Stored records:
★ ★ ★

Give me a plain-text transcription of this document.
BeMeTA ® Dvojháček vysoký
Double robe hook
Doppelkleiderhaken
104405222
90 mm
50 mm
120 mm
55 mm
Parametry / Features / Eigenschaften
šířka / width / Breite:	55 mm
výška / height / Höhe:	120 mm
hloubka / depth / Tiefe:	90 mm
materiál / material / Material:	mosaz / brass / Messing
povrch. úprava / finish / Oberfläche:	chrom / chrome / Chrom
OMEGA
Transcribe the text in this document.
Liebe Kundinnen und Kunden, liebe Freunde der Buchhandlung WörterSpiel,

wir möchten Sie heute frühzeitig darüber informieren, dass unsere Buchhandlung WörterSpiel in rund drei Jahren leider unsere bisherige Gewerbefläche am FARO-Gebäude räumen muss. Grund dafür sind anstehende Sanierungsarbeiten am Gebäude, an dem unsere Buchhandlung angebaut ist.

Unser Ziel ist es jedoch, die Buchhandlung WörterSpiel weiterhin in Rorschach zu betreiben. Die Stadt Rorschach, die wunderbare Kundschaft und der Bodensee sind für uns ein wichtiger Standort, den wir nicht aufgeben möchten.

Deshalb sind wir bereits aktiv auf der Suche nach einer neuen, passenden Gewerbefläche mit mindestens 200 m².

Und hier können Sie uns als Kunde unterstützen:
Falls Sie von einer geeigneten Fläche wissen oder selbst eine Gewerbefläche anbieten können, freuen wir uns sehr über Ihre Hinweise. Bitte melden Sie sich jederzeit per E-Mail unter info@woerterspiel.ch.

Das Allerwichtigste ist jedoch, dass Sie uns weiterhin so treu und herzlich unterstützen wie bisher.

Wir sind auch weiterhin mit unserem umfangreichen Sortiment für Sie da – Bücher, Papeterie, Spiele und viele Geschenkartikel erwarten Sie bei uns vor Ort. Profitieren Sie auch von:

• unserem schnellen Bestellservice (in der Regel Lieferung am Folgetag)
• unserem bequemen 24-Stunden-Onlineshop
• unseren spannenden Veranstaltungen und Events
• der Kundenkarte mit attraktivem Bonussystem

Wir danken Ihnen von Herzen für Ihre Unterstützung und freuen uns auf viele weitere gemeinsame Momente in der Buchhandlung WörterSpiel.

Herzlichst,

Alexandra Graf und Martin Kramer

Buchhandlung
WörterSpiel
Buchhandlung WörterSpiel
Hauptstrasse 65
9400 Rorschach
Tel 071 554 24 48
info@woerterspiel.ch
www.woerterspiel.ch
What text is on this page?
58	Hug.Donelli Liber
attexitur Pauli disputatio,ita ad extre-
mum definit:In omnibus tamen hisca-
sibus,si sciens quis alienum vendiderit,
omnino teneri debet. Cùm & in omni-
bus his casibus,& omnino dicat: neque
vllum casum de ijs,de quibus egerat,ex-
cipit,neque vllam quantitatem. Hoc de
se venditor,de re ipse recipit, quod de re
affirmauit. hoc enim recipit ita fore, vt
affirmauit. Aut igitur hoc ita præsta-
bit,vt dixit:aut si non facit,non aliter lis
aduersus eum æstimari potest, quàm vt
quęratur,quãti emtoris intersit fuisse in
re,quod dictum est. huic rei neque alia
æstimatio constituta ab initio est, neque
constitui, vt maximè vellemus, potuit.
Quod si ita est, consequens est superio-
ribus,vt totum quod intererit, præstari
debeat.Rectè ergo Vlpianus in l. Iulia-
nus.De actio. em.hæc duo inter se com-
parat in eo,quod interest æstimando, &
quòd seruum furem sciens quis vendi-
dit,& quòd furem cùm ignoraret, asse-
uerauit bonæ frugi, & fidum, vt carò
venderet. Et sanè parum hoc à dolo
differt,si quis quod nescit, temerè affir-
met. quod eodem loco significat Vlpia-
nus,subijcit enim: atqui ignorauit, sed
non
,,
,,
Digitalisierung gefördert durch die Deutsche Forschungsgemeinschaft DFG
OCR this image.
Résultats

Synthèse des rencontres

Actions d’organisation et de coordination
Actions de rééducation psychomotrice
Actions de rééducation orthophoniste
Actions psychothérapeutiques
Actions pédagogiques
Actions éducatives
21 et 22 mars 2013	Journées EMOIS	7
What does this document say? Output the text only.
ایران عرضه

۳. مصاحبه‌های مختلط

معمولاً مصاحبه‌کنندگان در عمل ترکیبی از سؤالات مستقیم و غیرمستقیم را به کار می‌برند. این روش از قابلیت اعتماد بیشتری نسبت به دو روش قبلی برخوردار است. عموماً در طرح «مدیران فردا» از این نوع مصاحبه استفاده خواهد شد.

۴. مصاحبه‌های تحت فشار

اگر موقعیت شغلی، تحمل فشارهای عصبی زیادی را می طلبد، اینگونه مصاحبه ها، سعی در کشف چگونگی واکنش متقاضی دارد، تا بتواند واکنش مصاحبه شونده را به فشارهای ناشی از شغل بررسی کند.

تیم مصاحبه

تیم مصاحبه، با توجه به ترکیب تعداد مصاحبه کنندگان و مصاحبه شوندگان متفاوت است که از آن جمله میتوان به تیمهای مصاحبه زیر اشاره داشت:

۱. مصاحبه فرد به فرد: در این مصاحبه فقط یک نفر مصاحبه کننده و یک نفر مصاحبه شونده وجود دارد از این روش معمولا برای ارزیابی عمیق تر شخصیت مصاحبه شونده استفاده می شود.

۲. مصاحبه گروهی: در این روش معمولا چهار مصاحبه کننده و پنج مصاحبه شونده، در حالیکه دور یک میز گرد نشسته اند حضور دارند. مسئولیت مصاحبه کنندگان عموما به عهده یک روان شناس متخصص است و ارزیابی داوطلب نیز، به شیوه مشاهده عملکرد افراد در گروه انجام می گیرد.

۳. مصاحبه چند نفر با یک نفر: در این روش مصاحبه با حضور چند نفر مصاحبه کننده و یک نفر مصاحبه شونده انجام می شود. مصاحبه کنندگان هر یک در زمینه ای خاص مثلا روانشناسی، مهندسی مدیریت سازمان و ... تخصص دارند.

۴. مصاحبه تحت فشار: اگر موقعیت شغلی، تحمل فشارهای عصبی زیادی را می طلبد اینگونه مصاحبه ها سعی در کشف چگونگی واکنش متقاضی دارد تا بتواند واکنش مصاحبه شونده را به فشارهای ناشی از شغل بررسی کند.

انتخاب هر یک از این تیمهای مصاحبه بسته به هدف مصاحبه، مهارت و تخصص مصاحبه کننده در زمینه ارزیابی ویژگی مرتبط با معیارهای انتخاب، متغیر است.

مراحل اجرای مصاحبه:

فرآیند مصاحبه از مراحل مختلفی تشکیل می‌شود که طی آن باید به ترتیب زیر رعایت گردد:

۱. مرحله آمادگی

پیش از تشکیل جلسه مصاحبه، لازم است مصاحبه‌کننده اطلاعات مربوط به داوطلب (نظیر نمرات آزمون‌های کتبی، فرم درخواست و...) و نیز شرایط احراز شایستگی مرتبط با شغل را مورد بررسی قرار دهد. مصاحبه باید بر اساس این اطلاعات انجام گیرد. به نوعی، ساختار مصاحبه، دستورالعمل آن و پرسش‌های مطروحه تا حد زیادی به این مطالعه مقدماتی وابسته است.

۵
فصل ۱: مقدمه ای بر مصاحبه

★ ★ ★

What to produce: Search the preceding listing for the word "können" and pull out every line that holds it.

Solution:
Und hier können Sie uns als Kunde unterstützen:
Falls Sie von einer geeigneten Fläche wissen oder selbst eine Gewerbefläche anbieten können, freuen wir uns sehr über Ihre Hinweise. Bitte melden Sie sich jederzeit per E-Mail unter info@woerterspiel.ch.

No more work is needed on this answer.